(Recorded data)
= = = = =
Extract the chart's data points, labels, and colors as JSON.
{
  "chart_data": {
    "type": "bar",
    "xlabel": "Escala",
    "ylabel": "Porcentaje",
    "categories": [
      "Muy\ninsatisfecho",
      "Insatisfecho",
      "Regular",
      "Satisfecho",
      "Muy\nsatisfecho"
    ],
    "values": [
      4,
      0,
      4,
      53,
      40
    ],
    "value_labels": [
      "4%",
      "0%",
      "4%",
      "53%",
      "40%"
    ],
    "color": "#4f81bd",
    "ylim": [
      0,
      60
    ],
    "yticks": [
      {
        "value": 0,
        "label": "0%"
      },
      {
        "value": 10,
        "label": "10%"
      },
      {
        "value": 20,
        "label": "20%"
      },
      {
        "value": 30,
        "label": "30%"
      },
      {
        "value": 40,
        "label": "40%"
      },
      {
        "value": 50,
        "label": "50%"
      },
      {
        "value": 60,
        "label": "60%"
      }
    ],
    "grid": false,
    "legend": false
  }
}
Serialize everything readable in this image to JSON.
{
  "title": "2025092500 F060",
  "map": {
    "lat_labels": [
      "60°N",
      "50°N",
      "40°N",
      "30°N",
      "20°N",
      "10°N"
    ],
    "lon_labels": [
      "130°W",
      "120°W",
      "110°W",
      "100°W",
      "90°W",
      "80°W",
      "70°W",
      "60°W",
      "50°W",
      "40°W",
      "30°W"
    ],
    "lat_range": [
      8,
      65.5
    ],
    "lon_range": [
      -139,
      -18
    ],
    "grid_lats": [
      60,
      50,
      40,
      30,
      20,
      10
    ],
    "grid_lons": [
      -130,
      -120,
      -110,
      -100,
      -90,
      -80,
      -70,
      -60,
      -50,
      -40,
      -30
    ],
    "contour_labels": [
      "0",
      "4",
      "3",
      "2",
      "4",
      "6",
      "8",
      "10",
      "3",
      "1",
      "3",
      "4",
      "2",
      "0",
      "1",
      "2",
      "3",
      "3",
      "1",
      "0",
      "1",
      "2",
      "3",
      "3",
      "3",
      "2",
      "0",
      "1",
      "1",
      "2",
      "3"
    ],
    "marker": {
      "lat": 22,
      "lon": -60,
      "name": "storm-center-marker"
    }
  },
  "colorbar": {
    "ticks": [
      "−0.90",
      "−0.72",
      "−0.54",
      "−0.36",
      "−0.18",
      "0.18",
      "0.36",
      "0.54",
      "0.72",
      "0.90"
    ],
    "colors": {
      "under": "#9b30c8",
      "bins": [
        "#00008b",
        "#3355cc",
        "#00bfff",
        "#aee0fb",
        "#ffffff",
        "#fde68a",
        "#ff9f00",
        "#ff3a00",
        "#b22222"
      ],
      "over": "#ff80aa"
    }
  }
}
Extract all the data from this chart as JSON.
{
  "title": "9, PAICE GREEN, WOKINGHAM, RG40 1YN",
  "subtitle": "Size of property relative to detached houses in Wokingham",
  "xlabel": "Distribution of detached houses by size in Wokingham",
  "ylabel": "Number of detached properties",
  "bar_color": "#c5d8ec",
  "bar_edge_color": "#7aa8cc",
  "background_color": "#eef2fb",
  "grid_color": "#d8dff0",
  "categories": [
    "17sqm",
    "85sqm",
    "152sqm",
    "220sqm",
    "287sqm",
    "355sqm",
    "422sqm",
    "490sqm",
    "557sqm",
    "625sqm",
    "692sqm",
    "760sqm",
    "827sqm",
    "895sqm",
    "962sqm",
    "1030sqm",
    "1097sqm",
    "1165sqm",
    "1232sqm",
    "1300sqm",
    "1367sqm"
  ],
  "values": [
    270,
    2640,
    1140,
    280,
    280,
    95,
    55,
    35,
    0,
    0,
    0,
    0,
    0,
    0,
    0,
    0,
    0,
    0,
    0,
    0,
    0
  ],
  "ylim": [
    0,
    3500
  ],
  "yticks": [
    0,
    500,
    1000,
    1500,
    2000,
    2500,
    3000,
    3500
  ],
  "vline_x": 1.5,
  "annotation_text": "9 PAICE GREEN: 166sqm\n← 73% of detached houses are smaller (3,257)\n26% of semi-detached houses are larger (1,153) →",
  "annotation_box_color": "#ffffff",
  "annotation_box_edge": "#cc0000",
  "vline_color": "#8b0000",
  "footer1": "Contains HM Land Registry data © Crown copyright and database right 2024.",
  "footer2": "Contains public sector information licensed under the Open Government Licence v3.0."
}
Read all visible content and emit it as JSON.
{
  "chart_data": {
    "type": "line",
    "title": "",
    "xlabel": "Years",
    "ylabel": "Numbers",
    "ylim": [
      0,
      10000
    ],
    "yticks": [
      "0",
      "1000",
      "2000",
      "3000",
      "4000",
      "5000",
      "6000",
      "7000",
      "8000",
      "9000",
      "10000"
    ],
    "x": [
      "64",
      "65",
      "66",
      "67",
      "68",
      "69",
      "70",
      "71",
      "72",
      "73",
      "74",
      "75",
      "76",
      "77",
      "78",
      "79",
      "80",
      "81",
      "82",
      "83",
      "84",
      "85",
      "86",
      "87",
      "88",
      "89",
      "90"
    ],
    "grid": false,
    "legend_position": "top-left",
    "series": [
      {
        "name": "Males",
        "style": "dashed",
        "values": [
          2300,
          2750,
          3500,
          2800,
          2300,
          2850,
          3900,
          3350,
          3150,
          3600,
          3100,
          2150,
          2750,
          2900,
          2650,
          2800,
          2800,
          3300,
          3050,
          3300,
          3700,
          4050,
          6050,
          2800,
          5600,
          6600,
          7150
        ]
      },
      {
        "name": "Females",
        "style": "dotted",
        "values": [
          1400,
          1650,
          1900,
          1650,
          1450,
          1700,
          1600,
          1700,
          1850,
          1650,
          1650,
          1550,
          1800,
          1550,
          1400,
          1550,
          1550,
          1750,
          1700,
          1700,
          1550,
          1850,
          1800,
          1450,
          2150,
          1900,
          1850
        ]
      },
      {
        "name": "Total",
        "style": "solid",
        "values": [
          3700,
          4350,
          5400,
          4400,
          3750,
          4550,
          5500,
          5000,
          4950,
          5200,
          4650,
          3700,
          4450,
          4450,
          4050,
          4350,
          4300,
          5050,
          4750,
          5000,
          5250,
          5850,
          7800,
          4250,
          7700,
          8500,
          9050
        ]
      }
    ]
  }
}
= = = = =
To be done
All of the entries above must be quoted exactly.

Exercise solution
Extract the chart's data points, labels, and colors as JSON.
{
  "chart_data": {
    "type": "bar",
    "xlabel": "Escala",
    "ylabel": "Porcentaje",
    "categories": [
      "Muy\ninsatisfecho",
      "Insatisfecho",
      "Regular",
      "Satisfecho",
      "Muy\nsatisfecho"
    ],
    "values": [
      4,
      0,
      4,
      53,
      40
    ],
    "value_labels": [
      "4%",
      "0%",
      "4%",
      "53%",
      "40%"
    ],
    "color": "#4f81bd",
    "ylim": [
      0,
      60
    ],
    "yticks": [
      {
        "value": 0,
        "label": "0%"
      },
      {
        "value": 10,
        "label": "10%"
      },
      {
        "value": 20,
        "label": "20%"
      },
      {
        "value": 30,
        "label": "30%"
      },
      {
        "value": 40,
        "label": "40%"
      },
      {
        "value": 50,
        "label": "50%"
      },
      {
        "value": 60,
        "label": "60%"
      }
    ],
    "grid": false,
    "legend": false
  }
}
Serialize everything readable in this image to JSON.
{
  "title": "2025092500 F060",
  "map": {
    "lat_labels": [
      "60°N",
      "50°N",
      "40°N",
      "30°N",
      "20°N",
      "10°N"
    ],
    "lon_labels": [
      "130°W",
      "120°W",
      "110°W",
      "100°W",
      "90°W",
      "80°W",
      "70°W",
      "60°W",
      "50°W",
      "40°W",
      "30°W"
    ],
    "lat_range": [
      8,
      65.5
    ],
    "lon_range": [
      -139,
      -18
    ],
    "grid_lats": [
      60,
      50,
      40,
      30,
      20,
      10
    ],
    "grid_lons": [
      -130,
      -120,
      -110,
      -100,
      -90,
      -80,
      -70,
      -60,
      -50,
      -40,
      -30
    ],
    "contour_labels": [
      "0",
      "4",
      "3",
      "2",
      "4",
      "6",
      "8",
      "10",
      "3",
      "1",
      "3",
      "4",
      "2",
      "0",
      "1",
      "2",
      "3",
      "3",
      "1",
      "0",
      "1",
      "2",
      "3",
      "3",
      "3",
      "2",
      "0",
      "1",
      "1",
      "2",
      "3"
    ],
    "marker": {
      "lat": 22,
      "lon": -60,
      "name": "storm-center-marker"
    }
  },
  "colorbar": {
    "ticks": [
      "−0.90",
      "−0.72",
      "−0.54",
      "−0.36",
      "−0.18",
      "0.18",
      "0.36",
      "0.54",
      "0.72",
      "0.90"
    ],
    "colors": {
      "under": "#9b30c8",
      "bins": [
        "#00008b",
        "#3355cc",
        "#00bfff",
        "#aee0fb",
        "#ffffff",
        "#fde68a",
        "#ff9f00",
        "#ff3a00",
        "#b22222"
      ],
      "over": "#ff80aa"
    }
  }
}
Extract all the data from this chart as JSON.
{
  "title": "9, PAICE GREEN, WOKINGHAM, RG40 1YN",
  "subtitle": "Size of property relative to detached houses in Wokingham",
  "xlabel": "Distribution of detached houses by size in Wokingham",
  "ylabel": "Number of detached properties",
  "bar_color": "#c5d8ec",
  "bar_edge_color": "#7aa8cc",
  "background_color": "#eef2fb",
  "grid_color": "#d8dff0",
  "categories": [
    "17sqm",
    "85sqm",
    "152sqm",
    "220sqm",
    "287sqm",
    "355sqm",
    "422sqm",
    "490sqm",
    "557sqm",
    "625sqm",
    "692sqm",
    "760sqm",
    "827sqm",
    "895sqm",
    "962sqm",
    "1030sqm",
    "1097sqm",
    "1165sqm",
    "1232sqm",
    "1300sqm",
    "1367sqm"
  ],
  "values": [
    270,
    2640,
    1140,
    280,
    280,
    95,
    55,
    35,
    0,
    0,
    0,
    0,
    0,
    0,
    0,
    0,
    0,
    0,
    0,
    0,
    0
  ],
  "ylim": [
    0,
    3500
  ],
  "yticks": [
    0,
    500,
    1000,
    1500,
    2000,
    2500,
    3000,
    3500
  ],
  "vline_x": 1.5,
  "annotation_text": "9 PAICE GREEN: 166sqm\n← 73% of detached houses are smaller (3,257)\n26% of semi-detached houses are larger (1,153) →",
  "annotation_box_color": "#ffffff",
  "annotation_box_edge": "#cc0000",
  "vline_color": "#8b0000",
  "footer1": "Contains HM Land Registry data © Crown copyright and database right 2024.",
  "footer2": "Contains public sector information licensed under the Open Government Licence v3.0."
}
Read all visible content and emit it as JSON.
{
  "chart_data": {
    "type": "line",
    "title": "",
    "xlabel": "Years",
    "ylabel": "Numbers",
    "ylim": [
      0,
      10000
    ],
    "yticks": [
      "0",
      "1000",
      "2000",
      "3000",
      "4000",
      "5000",
      "6000",
      "7000",
      "8000",
      "9000",
      "10000"
    ],
    "x": [
      "64",
      "65",
      "66",
      "67",
      "68",
      "69",
      "70",
      "71",
      "72",
      "73",
      "74",
      "75",
      "76",
      "77",
      "78",
      "79",
      "80",
      "81",
      "82",
      "83",
      "84",
      "85",
      "86",
      "87",
      "88",
      "89",
      "90"
    ],
    "grid": false,
    "legend_position": "top-left",
    "series": [
      {
        "name": "Males",
        "style": "dashed",
        "values": [
          2300,
          2750,
          3500,
          2800,
          2300,
          2850,
          3900,
          3350,
          3150,
          3600,
          3100,
          2150,
          2750,
          2900,
          2650,
          2800,
          2800,
          3300,
          3050,
          3300,
          3700,
          4050,
          6050,
          2800,
          5600,
          6600,
          7150
        ]
      },
      {
        "name": "Females",
        "style": "dotted",
        "values": [
          1400,
          1650,
          1900,
          1650,
          1450,
          1700,
          1600,
          1700,
          1850,
          1650,
          1650,
          1550,
          1800,
          1550,
          1400,
          1550,
          1550,
          1750,
          1700,
          1700,
          1550,
          1850,
          1800,
          1450,
          2150,
          1900,
          1850
        ]
      },
      {
        "name": "Total",
        "style": "solid",
        "values": [
          3700,
          4350,
          5400,
          4400,
          3750,
          4550,
          5500,
          5000,
          4950,
          5200,
          4650,
          3700,
          4450,
          4450,
          4050,
          4350,
          4300,
          5050,
          4750,
          5000,
          5250,
          5850,
          7800,
          4250,
          7700,
          8500,
          9050
        ]
      }
    ]
  }
}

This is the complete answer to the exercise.